What is expected :: Set down every record once more, exactly as given.

Source records ::
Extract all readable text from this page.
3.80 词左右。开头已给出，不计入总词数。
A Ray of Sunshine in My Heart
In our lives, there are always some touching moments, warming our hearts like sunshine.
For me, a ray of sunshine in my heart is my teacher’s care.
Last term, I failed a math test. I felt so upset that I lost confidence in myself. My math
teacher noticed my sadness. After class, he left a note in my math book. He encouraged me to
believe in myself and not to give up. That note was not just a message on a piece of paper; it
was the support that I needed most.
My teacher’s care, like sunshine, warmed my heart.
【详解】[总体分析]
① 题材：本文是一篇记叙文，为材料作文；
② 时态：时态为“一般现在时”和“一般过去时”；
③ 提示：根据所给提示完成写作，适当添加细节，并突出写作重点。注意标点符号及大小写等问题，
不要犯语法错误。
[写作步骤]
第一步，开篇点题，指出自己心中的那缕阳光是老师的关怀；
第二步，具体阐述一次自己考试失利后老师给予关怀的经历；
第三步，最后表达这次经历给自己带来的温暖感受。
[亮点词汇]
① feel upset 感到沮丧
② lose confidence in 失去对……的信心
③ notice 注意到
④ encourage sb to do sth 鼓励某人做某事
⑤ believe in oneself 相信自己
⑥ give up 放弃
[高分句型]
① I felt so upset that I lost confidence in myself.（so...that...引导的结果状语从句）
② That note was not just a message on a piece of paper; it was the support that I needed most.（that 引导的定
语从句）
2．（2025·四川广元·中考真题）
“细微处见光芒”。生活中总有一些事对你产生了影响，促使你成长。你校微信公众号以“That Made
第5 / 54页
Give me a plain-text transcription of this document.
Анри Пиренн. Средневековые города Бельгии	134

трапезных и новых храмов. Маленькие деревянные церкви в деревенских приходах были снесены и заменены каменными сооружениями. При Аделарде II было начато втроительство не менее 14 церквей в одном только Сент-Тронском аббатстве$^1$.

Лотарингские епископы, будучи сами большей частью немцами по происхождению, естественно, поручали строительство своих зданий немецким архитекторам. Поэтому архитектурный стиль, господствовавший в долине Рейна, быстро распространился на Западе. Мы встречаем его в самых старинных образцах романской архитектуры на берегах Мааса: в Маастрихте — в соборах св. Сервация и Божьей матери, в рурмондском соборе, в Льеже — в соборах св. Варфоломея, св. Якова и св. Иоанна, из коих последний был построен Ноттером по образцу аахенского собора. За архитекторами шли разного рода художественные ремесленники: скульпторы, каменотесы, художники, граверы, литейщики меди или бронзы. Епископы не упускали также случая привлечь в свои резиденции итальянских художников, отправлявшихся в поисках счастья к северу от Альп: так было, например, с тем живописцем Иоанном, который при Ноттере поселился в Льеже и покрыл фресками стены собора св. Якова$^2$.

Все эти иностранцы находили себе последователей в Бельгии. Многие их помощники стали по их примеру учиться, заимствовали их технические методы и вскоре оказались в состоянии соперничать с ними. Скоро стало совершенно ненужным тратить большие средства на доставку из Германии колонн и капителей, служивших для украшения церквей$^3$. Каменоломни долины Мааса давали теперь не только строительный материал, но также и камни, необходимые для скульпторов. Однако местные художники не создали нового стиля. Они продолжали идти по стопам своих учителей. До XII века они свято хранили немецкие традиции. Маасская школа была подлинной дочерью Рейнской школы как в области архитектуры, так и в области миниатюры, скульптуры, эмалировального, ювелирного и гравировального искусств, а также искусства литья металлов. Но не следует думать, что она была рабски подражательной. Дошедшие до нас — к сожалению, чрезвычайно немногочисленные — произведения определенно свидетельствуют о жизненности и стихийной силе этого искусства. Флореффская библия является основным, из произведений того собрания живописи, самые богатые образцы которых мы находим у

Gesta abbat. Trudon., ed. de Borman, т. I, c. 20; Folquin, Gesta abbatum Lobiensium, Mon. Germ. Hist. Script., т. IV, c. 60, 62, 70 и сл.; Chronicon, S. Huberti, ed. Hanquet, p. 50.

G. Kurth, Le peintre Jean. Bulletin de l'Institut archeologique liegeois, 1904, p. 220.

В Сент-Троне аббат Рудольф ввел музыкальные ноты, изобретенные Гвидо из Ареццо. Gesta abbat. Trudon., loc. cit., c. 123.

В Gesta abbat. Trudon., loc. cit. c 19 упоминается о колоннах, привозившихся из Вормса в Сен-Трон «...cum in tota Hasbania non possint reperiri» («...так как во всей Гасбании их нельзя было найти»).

Task result ::
Extract all readable text from this page.
3.80 词左右。开头已给出，不计入总词数。
A Ray of Sunshine in My Heart
In our lives, there are always some touching moments, warming our hearts like sunshine.
For me, a ray of sunshine in my heart is my teacher’s care.
Last term, I failed a math test. I felt so upset that I lost confidence in myself. My math
teacher noticed my sadness. After class, he left a note in my math book. He encouraged me to
believe in myself and not to give up. That note was not just a message on a piece of paper; it
was the support that I needed most.
My teacher’s care, like sunshine, warmed my heart.
【详解】[总体分析]
① 题材：本文是一篇记叙文，为材料作文；
② 时态：时态为“一般现在时”和“一般过去时”；
③ 提示：根据所给提示完成写作，适当添加细节，并突出写作重点。注意标点符号及大小写等问题，
不要犯语法错误。
[写作步骤]
第一步，开篇点题，指出自己心中的那缕阳光是老师的关怀；
第二步，具体阐述一次自己考试失利后老师给予关怀的经历；
第三步，最后表达这次经历给自己带来的温暖感受。
[亮点词汇]
① feel upset 感到沮丧
② lose confidence in 失去对……的信心
③ notice 注意到
④ encourage sb to do sth 鼓励某人做某事
⑤ believe in oneself 相信自己
⑥ give up 放弃
[高分句型]
① I felt so upset that I lost confidence in myself.（so...that...引导的结果状语从句）
② That note was not just a message on a piece of paper; it was the support that I needed most.（that 引导的定
语从句）
2．（2025·四川广元·中考真题）
“细微处见光芒”。生活中总有一些事对你产生了影响，促使你成长。你校微信公众号以“That Made
第5 / 54页
Give me a plain-text transcription of this document.
Анри Пиренн. Средневековые города Бельгии	134

трапезных и новых храмов. Маленькие деревянные церкви в деревенских приходах были снесены и заменены каменными сооружениями. При Аделарде II было начато втроительство не менее 14 церквей в одном только Сент-Тронском аббатстве$^1$.

Лотарингские епископы, будучи сами большей частью немцами по происхождению, естественно, поручали строительство своих зданий немецким архитекторам. Поэтому архитектурный стиль, господствовавший в долине Рейна, быстро распространился на Западе. Мы встречаем его в самых старинных образцах романской архитектуры на берегах Мааса: в Маастрихте — в соборах св. Сервация и Божьей матери, в рурмондском соборе, в Льеже — в соборах св. Варфоломея, св. Якова и св. Иоанна, из коих последний был построен Ноттером по образцу аахенского собора. За архитекторами шли разного рода художественные ремесленники: скульпторы, каменотесы, художники, граверы, литейщики меди или бронзы. Епископы не упускали также случая привлечь в свои резиденции итальянских художников, отправлявшихся в поисках счастья к северу от Альп: так было, например, с тем живописцем Иоанном, который при Ноттере поселился в Льеже и покрыл фресками стены собора св. Якова$^2$.

Все эти иностранцы находили себе последователей в Бельгии. Многие их помощники стали по их примеру учиться, заимствовали их технические методы и вскоре оказались в состоянии соперничать с ними. Скоро стало совершенно ненужным тратить большие средства на доставку из Германии колонн и капителей, служивших для украшения церквей$^3$. Каменоломни долины Мааса давали теперь не только строительный материал, но также и камни, необходимые для скульпторов. Однако местные художники не создали нового стиля. Они продолжали идти по стопам своих учителей. До XII века они свято хранили немецкие традиции. Маасская школа была подлинной дочерью Рейнской школы как в области архитектуры, так и в области миниатюры, скульптуры, эмалировального, ювелирного и гравировального искусств, а также искусства литья металлов. Но не следует думать, что она была рабски подражательной. Дошедшие до нас — к сожалению, чрезвычайно немногочисленные — произведения определенно свидетельствуют о жизненности и стихийной силе этого искусства. Флореффская библия является основным, из произведений того собрания живописи, самые богатые образцы которых мы находим у

Gesta abbat. Trudon., ed. de Borman, т. I, c. 20; Folquin, Gesta abbatum Lobiensium, Mon. Germ. Hist. Script., т. IV, c. 60, 62, 70 и сл.; Chronicon, S. Huberti, ed. Hanquet, p. 50.

G. Kurth, Le peintre Jean. Bulletin de l'Institut archeologique liegeois, 1904, p. 220.

В Сент-Троне аббат Рудольф ввел музыкальные ноты, изобретенные Гвидо из Ареццо. Gesta abbat. Trudon., loc. cit., c. 123.

В Gesta abbat. Trudon., loc. cit. c 19 упоминается о колоннах, привозившихся из Вормса в Сен-Трон «...cum in tota Hasbania non possint reperiri» («...так как во всей Гасбании их нельзя было найти»).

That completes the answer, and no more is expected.